That said, there are some creepily prescient gems in there that still hold true today. Here, a few highlights:

1:20: Truer words were never spoken

"Now that I've gotten on the internet, I'd rather be on my computer than just about anything."

What are the chances this kid's on 4chan today?

3:40: The gang arrives!

"Hey guys. Mom's just leaving and Dad said we could have the computer all to ourselves!" And note the rare awkward handshake at 3:42.

(Also: Why is the computer in the middle of the living room? Surely there are closer outlets along the wall.)

4:23: The lesson begins

"Okay guys..."

"...the first thing you need to know…"

(Uh-huh.)

"…is that the internet is amazing."

(Oh.)

7:03: You can contact anyone you want!

Squeaky-voiced middle-part guy: "Wanna write a letter to President Clinton?"

Little kid: "Would he answer us?"

DATASET CONTENT:
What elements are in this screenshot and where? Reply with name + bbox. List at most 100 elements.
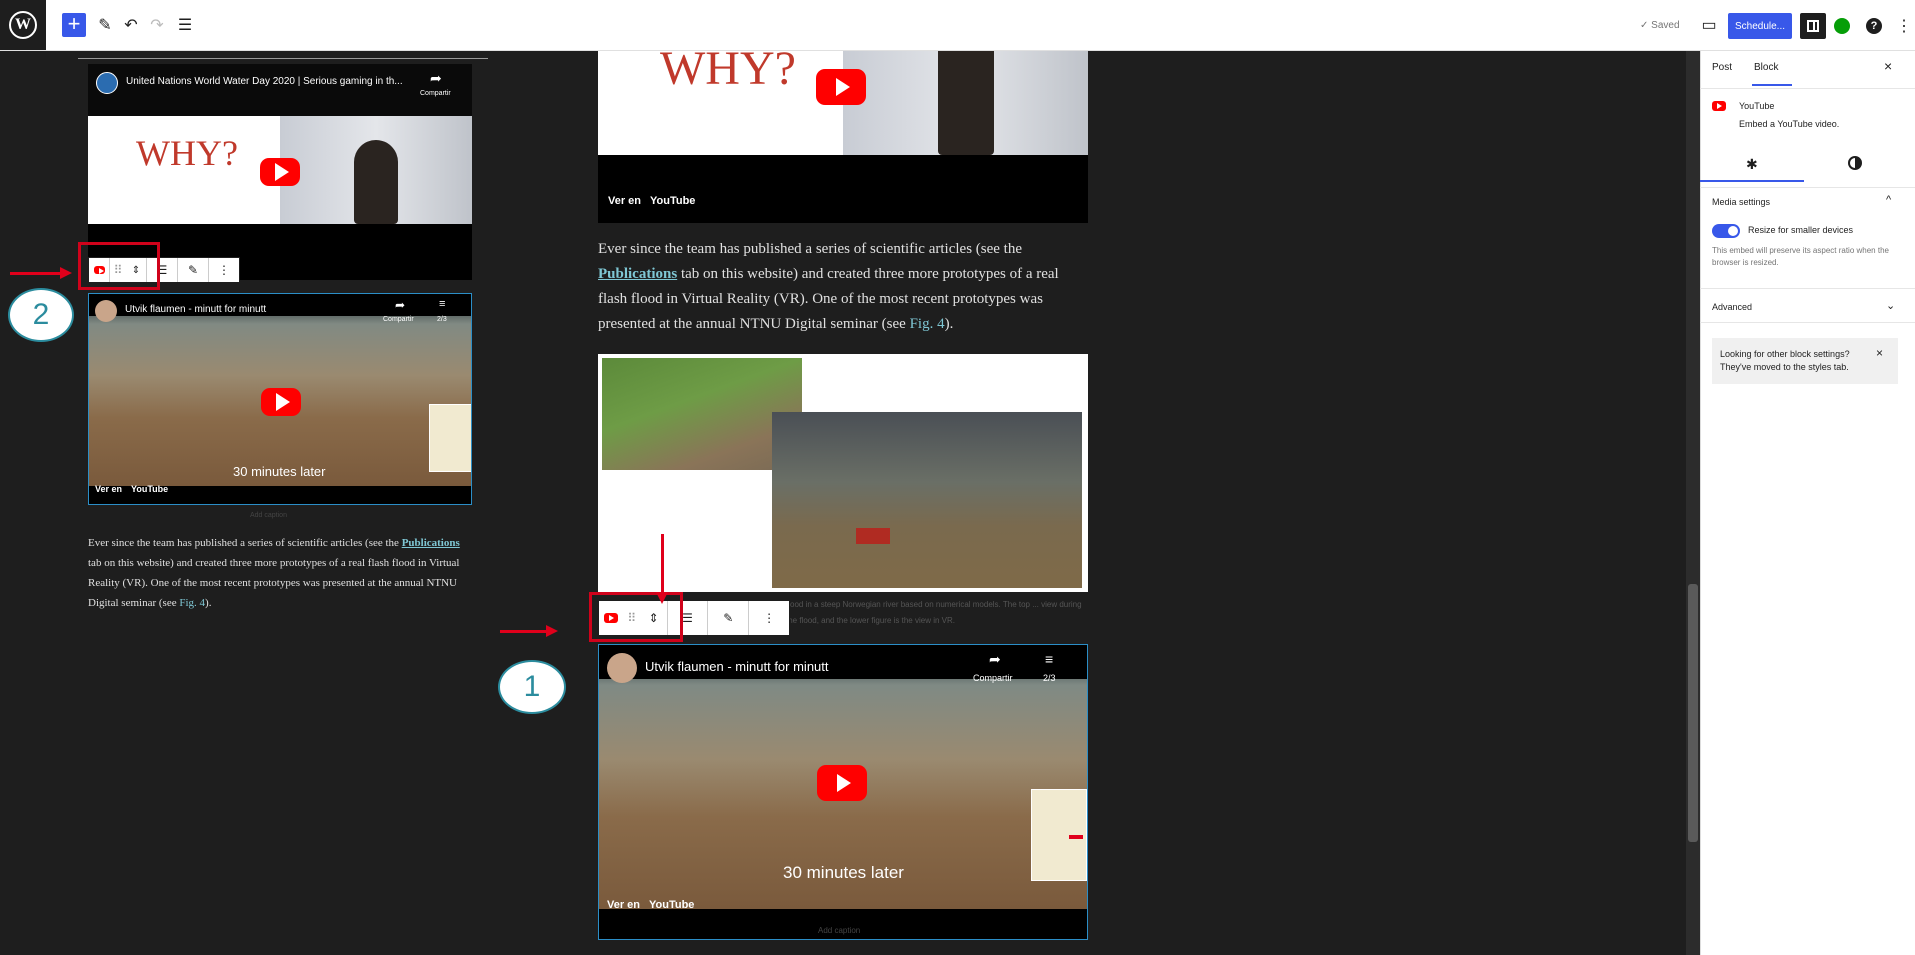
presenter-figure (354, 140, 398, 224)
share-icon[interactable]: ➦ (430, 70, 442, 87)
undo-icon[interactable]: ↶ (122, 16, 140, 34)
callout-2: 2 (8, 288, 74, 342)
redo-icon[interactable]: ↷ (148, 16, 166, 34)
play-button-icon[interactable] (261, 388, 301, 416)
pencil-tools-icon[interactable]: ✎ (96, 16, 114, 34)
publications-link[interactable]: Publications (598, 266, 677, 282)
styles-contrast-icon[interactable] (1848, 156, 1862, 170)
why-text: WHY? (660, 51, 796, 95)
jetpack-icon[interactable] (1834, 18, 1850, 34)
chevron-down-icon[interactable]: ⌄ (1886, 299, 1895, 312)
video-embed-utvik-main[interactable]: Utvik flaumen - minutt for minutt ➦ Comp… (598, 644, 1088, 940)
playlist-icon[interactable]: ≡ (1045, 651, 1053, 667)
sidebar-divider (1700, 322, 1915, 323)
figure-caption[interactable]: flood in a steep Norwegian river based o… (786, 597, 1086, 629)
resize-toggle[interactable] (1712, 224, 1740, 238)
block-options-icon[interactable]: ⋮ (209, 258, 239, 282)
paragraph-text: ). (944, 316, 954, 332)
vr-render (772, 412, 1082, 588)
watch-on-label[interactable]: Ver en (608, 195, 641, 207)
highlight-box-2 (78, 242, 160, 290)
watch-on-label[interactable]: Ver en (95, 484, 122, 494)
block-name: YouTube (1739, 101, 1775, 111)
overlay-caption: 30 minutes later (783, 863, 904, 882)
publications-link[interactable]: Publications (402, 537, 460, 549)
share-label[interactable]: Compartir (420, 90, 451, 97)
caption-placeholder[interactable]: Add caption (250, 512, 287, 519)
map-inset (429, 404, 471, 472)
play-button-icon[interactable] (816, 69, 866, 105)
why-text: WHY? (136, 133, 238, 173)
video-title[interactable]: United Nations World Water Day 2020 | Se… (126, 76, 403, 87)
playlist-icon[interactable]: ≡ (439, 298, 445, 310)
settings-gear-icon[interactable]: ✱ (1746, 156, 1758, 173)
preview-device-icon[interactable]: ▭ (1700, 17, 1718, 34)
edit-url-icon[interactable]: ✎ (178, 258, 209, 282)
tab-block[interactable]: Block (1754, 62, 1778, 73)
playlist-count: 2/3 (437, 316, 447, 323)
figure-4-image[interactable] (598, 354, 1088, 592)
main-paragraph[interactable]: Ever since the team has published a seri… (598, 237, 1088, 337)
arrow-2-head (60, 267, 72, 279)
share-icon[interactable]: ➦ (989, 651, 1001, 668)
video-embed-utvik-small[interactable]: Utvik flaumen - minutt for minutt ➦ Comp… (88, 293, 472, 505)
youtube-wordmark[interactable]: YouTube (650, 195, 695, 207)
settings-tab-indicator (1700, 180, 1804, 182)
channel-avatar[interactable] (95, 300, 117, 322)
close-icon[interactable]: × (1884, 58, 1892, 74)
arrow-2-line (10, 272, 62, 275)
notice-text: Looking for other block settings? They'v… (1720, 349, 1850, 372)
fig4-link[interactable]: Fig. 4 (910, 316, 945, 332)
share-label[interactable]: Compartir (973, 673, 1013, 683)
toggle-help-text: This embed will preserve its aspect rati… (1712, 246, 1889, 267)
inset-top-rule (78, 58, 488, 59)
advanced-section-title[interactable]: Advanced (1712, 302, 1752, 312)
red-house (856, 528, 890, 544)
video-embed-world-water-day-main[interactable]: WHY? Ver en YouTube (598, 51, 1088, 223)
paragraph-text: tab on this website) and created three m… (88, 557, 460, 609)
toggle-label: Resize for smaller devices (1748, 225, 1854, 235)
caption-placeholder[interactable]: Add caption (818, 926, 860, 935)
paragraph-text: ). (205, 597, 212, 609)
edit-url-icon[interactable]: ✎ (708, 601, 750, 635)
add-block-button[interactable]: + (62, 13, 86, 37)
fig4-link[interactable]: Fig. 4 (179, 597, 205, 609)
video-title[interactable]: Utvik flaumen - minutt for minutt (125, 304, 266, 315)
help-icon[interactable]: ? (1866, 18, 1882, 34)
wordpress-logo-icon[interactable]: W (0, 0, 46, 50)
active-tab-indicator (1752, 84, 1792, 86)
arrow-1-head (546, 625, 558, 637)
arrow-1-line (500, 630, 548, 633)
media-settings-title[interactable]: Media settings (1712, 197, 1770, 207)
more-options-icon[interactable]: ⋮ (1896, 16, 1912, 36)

INSTRUCTIONS:
a – Please edit the records from the line containing "presenter-figure (354, 140, 398, 224)" down to the line containing "jetpack-icon[interactable] (1834, 18, 1850, 34)", replacing "why-text" with "question-text" and leaving everything else unchanged. Return only those lines.
b – Proceed with the piece on the old internet tutorial video, starting after its last line.

ANSWERS PROVIDED:
a –
presenter-figure (354, 140, 398, 224)
share-icon[interactable]: ➦ (430, 70, 442, 87)
undo-icon[interactable]: ↶ (122, 16, 140, 34)
callout-2: 2 (8, 288, 74, 342)
redo-icon[interactable]: ↷ (148, 16, 166, 34)
play-button-icon[interactable] (261, 388, 301, 416)
pencil-tools-icon[interactable]: ✎ (96, 16, 114, 34)
publications-link[interactable]: Publications (598, 266, 677, 282)
styles-contrast-icon[interactable] (1848, 156, 1862, 170)
question-text: WHY? (660, 51, 796, 95)
jetpack-icon[interactable] (1834, 18, 1850, 34)

b –
Squeaky-voiced middle part guy: "I bet he would!"

Presumably, this was before the existence of the NSA's internet surveillance program.

Also: Here's what the White House's website looked like:

12:06: "What's a search engine?"

16:36: Pre-Twitter

"The internet has news lines that give you up-to-the-minute information."

Look at all the fun they're having reading the news.

26:12: The big lesson

Mom: "You have to remember the internet is not a regulated environment, so the quality and accuracy of various information offerings can differ quite a bit."

Today, we have Reddit.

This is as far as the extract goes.